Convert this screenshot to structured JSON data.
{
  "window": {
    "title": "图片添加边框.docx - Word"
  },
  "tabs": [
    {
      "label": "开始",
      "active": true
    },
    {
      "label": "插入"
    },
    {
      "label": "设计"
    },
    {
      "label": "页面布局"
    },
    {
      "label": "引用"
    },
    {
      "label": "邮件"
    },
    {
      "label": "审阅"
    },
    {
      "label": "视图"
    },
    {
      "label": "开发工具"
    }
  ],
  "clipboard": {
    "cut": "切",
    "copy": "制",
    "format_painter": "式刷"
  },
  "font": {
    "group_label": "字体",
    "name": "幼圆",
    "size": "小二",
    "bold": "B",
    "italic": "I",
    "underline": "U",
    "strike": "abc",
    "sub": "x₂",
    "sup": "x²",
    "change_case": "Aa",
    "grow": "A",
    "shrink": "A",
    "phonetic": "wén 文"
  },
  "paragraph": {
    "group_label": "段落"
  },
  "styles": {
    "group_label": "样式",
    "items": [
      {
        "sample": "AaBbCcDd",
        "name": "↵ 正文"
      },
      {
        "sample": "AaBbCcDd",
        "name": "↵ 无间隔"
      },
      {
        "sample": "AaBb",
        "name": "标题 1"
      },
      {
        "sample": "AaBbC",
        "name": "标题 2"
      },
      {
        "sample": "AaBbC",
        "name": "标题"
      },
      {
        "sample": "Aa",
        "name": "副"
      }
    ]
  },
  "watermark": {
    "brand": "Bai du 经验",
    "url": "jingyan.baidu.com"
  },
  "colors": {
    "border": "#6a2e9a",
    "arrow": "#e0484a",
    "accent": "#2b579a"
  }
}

● WHAT IS BEING ASKED: Return every line exactly.

● SOLVED EXERCISE:
Convert this screenshot to structured JSON data.
{
  "window": {
    "title": "图片添加边框.docx - Word"
  },
  "tabs": [
    {
      "label": "开始",
      "active": true
    },
    {
      "label": "插入"
    },
    {
      "label": "设计"
    },
    {
      "label": "页面布局"
    },
    {
      "label": "引用"
    },
    {
      "label": "邮件"
    },
    {
      "label": "审阅"
    },
    {
      "label": "视图"
    },
    {
      "label": "开发工具"
    }
  ],
  "clipboard": {
    "cut": "切",
    "copy": "制",
    "format_painter": "式刷"
  },
  "font": {
    "group_label": "字体",
    "name": "幼圆",
    "size": "小二",
    "bold": "B",
    "italic": "I",
    "underline": "U",
    "strike": "abc",
    "sub": "x₂",
    "sup": "x²",
    "change_case": "Aa",
    "grow": "A",
    "shrink": "A",
    "phonetic": "wén 文"
  },
  "paragraph": {
    "group_label": "段落"
  },
  "styles": {
    "group_label": "样式",
    "items": [
      {
        "sample": "AaBbCcDd",
        "name": "↵ 正文"
      },
      {
        "sample": "AaBbCcDd",
        "name": "↵ 无间隔"
      },
      {
        "sample": "AaBb",
        "name": "标题 1"
      },
      {
        "sample": "AaBbC",
        "name": "标题 2"
      },
      {
        "sample": "AaBbC",
        "name": "标题"
      },
      {
        "sample": "Aa",
        "name": "副"
      }
    ]
  },
  "watermark": {
    "brand": "Bai du 经验",
    "url": "jingyan.baidu.com"
  },
  "colors": {
    "border": "#6a2e9a",
    "arrow": "#e0484a",
    "accent": "#2b579a"
  }
}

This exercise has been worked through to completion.